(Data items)
•••••

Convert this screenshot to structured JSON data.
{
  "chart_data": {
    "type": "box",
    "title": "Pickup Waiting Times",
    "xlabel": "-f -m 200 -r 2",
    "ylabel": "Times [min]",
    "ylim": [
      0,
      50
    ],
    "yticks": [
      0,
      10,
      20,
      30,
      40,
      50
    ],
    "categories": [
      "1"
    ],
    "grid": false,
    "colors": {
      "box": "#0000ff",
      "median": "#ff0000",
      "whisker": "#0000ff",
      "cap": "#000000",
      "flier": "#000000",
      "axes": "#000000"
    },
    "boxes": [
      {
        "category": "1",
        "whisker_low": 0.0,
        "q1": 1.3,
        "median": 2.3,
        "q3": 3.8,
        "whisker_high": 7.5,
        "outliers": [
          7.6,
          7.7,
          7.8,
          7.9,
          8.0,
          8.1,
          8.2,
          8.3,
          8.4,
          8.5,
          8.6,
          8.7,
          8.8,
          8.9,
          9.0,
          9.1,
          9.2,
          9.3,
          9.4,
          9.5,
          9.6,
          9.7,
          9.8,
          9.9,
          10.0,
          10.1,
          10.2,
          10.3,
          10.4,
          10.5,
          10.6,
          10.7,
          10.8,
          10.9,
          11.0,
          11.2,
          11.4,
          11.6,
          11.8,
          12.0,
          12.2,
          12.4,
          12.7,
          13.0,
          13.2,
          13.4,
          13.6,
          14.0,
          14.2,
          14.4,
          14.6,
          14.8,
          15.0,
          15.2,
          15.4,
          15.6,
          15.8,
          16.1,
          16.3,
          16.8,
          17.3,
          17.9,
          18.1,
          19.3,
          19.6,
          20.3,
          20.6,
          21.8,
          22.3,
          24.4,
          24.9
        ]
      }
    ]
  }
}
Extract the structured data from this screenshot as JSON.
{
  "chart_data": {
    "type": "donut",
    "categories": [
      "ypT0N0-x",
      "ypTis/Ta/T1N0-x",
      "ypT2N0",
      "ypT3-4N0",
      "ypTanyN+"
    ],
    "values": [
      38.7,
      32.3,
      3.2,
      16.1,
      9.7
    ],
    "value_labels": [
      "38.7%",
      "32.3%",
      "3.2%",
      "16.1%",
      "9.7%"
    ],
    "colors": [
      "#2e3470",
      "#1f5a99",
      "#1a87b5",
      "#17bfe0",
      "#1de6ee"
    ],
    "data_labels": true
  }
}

•••••

EXERCISE: Copy each line of the records containing the string "this".

RIGHT ANSWER:
Convert this screenshot to structured JSON data.
Extract the structured data from this screenshot as JSON.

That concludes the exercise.